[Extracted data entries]
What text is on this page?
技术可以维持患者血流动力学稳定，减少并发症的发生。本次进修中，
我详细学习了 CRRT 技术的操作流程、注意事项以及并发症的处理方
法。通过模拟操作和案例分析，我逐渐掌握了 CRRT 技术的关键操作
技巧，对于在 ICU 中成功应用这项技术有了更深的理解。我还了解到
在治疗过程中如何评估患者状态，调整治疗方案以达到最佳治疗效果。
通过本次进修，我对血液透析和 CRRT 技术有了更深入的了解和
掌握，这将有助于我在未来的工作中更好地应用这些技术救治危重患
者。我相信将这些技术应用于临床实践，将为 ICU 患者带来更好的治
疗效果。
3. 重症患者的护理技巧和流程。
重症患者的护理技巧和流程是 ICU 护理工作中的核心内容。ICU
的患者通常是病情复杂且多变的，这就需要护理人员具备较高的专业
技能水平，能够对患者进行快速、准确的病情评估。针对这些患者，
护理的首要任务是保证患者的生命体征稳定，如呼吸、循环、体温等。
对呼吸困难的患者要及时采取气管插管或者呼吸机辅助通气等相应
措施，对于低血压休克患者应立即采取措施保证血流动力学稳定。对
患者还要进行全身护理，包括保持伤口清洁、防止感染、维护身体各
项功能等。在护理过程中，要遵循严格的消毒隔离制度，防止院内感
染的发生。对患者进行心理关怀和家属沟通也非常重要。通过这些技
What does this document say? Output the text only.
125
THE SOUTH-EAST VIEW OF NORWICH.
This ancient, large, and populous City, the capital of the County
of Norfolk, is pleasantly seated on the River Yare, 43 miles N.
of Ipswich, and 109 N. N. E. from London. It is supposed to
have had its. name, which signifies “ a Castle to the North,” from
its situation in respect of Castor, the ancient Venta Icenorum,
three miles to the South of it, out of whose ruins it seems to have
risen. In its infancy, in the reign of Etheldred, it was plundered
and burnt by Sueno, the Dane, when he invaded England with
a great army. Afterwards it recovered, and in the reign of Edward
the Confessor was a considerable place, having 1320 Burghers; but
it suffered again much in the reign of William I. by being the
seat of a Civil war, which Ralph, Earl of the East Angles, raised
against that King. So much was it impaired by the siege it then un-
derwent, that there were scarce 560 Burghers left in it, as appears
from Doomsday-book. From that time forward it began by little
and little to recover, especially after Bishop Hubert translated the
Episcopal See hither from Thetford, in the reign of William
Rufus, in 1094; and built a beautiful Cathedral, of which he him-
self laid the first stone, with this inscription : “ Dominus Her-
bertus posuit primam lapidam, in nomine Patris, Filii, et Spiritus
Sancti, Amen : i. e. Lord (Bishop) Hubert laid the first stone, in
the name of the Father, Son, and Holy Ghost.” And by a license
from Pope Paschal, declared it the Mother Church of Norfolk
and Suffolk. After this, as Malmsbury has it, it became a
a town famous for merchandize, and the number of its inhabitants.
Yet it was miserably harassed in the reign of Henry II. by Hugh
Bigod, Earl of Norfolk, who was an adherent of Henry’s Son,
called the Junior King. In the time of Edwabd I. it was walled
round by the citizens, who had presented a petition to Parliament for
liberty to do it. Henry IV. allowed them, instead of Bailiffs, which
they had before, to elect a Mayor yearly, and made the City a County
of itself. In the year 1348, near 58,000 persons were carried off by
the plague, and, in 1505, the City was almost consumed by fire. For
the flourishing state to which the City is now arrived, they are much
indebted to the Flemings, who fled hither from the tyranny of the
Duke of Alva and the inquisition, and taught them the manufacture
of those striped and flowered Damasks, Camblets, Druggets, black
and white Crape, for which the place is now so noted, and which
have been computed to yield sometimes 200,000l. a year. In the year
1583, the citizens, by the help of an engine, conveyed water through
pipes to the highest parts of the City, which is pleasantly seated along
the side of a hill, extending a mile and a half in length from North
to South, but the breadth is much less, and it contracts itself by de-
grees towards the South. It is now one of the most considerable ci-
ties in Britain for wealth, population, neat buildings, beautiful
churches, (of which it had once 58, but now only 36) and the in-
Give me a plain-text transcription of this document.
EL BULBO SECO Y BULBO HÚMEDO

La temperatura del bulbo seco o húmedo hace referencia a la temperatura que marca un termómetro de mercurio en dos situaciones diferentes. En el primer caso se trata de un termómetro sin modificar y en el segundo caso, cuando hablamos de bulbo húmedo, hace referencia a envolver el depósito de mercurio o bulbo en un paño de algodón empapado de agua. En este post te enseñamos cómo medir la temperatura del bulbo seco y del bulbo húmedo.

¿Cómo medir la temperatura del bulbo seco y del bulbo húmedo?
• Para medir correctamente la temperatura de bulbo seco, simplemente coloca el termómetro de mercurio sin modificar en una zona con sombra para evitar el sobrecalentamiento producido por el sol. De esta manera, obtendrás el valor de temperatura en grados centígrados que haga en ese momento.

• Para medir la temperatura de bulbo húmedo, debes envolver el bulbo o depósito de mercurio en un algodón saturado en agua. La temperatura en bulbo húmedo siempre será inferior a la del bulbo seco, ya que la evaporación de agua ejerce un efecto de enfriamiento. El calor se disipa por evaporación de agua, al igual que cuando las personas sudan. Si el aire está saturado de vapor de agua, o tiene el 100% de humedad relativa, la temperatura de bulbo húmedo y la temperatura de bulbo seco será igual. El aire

-- Aim --
Using the data above, reproduce every line exactly.

-- Response to the task --
What text is on this page?
技术可以维持患者血流动力学稳定，减少并发症的发生。本次进修中，
我详细学习了 CRRT 技术的操作流程、注意事项以及并发症的处理方
法。通过模拟操作和案例分析，我逐渐掌握了 CRRT 技术的关键操作
技巧，对于在 ICU 中成功应用这项技术有了更深的理解。我还了解到
在治疗过程中如何评估患者状态，调整治疗方案以达到最佳治疗效果。
通过本次进修，我对血液透析和 CRRT 技术有了更深入的了解和
掌握，这将有助于我在未来的工作中更好地应用这些技术救治危重患
者。我相信将这些技术应用于临床实践，将为 ICU 患者带来更好的治
疗效果。
3. 重症患者的护理技巧和流程。
重症患者的护理技巧和流程是 ICU 护理工作中的核心内容。ICU
的患者通常是病情复杂且多变的，这就需要护理人员具备较高的专业
技能水平，能够对患者进行快速、准确的病情评估。针对这些患者，
护理的首要任务是保证患者的生命体征稳定，如呼吸、循环、体温等。
对呼吸困难的患者要及时采取气管插管或者呼吸机辅助通气等相应
措施，对于低血压休克患者应立即采取措施保证血流动力学稳定。对
患者还要进行全身护理，包括保持伤口清洁、防止感染、维护身体各
项功能等。在护理过程中，要遵循严格的消毒隔离制度，防止院内感
染的发生。对患者进行心理关怀和家属沟通也非常重要。通过这些技
What does this document say? Output the text only.
125
THE SOUTH-EAST VIEW OF NORWICH.
This ancient, large, and populous City, the capital of the County
of Norfolk, is pleasantly seated on the River Yare, 43 miles N.
of Ipswich, and 109 N. N. E. from London. It is supposed to
have had its. name, which signifies “ a Castle to the North,” from
its situation in respect of Castor, the ancient Venta Icenorum,
three miles to the South of it, out of whose ruins it seems to have
risen. In its infancy, in the reign of Etheldred, it was plundered
and burnt by Sueno, the Dane, when he invaded England with
a great army. Afterwards it recovered, and in the reign of Edward
the Confessor was a considerable place, having 1320 Burghers; but
it suffered again much in the reign of William I. by being the
seat of a Civil war, which Ralph, Earl of the East Angles, raised
against that King. So much was it impaired by the siege it then un-
derwent, that there were scarce 560 Burghers left in it, as appears
from Doomsday-book. From that time forward it began by little
and little to recover, especially after Bishop Hubert translated the
Episcopal See hither from Thetford, in the reign of William
Rufus, in 1094; and built a beautiful Cathedral, of which he him-
self laid the first stone, with this inscription : “ Dominus Her-
bertus posuit primam lapidam, in nomine Patris, Filii, et Spiritus
Sancti, Amen : i. e. Lord (Bishop) Hubert laid the first stone, in
the name of the Father, Son, and Holy Ghost.” And by a license
from Pope Paschal, declared it the Mother Church of Norfolk
and Suffolk. After this, as Malmsbury has it, it became a
a town famous for merchandize, and the number of its inhabitants.
Yet it was miserably harassed in the reign of Henry II. by Hugh
Bigod, Earl of Norfolk, who was an adherent of Henry’s Son,
called the Junior King. In the time of Edwabd I. it was walled
round by the citizens, who had presented a petition to Parliament for
liberty to do it. Henry IV. allowed them, instead of Bailiffs, which
they had before, to elect a Mayor yearly, and made the City a County
of itself. In the year 1348, near 58,000 persons were carried off by
the plague, and, in 1505, the City was almost consumed by fire. For
the flourishing state to which the City is now arrived, they are much
indebted to the Flemings, who fled hither from the tyranny of the
Duke of Alva and the inquisition, and taught them the manufacture
of those striped and flowered Damasks, Camblets, Druggets, black
and white Crape, for which the place is now so noted, and which
have been computed to yield sometimes 200,000l. a year. In the year
1583, the citizens, by the help of an engine, conveyed water through
pipes to the highest parts of the City, which is pleasantly seated along
the side of a hill, extending a mile and a half in length from North
to South, but the breadth is much less, and it contracts itself by de-
grees towards the South. It is now one of the most considerable ci-
ties in Britain for wealth, population, neat buildings, beautiful
churches, (of which it had once 58, but now only 36) and the in-
Give me a plain-text transcription of this document.
EL BULBO SECO Y BULBO HÚMEDO

La temperatura del bulbo seco o húmedo hace referencia a la temperatura que marca un termómetro de mercurio en dos situaciones diferentes. En el primer caso se trata de un termómetro sin modificar y en el segundo caso, cuando hablamos de bulbo húmedo, hace referencia a envolver el depósito de mercurio o bulbo en un paño de algodón empapado de agua. En este post te enseñamos cómo medir la temperatura del bulbo seco y del bulbo húmedo.

¿Cómo medir la temperatura del bulbo seco y del bulbo húmedo?
• Para medir correctamente la temperatura de bulbo seco, simplemente coloca el termómetro de mercurio sin modificar en una zona con sombra para evitar el sobrecalentamiento producido por el sol. De esta manera, obtendrás el valor de temperatura en grados centígrados que haga en ese momento.

• Para medir la temperatura de bulbo húmedo, debes envolver el bulbo o depósito de mercurio en un algodón saturado en agua. La temperatura en bulbo húmedo siempre será inferior a la del bulbo seco, ya que la evaporación de agua ejerce un efecto de enfriamiento. El calor se disipa por evaporación de agua, al igual que cuando las personas sudan. Si el aire está saturado de vapor de agua, o tiene el 100% de humedad relativa, la temperatura de bulbo húmedo y la temperatura de bulbo seco será igual. El aire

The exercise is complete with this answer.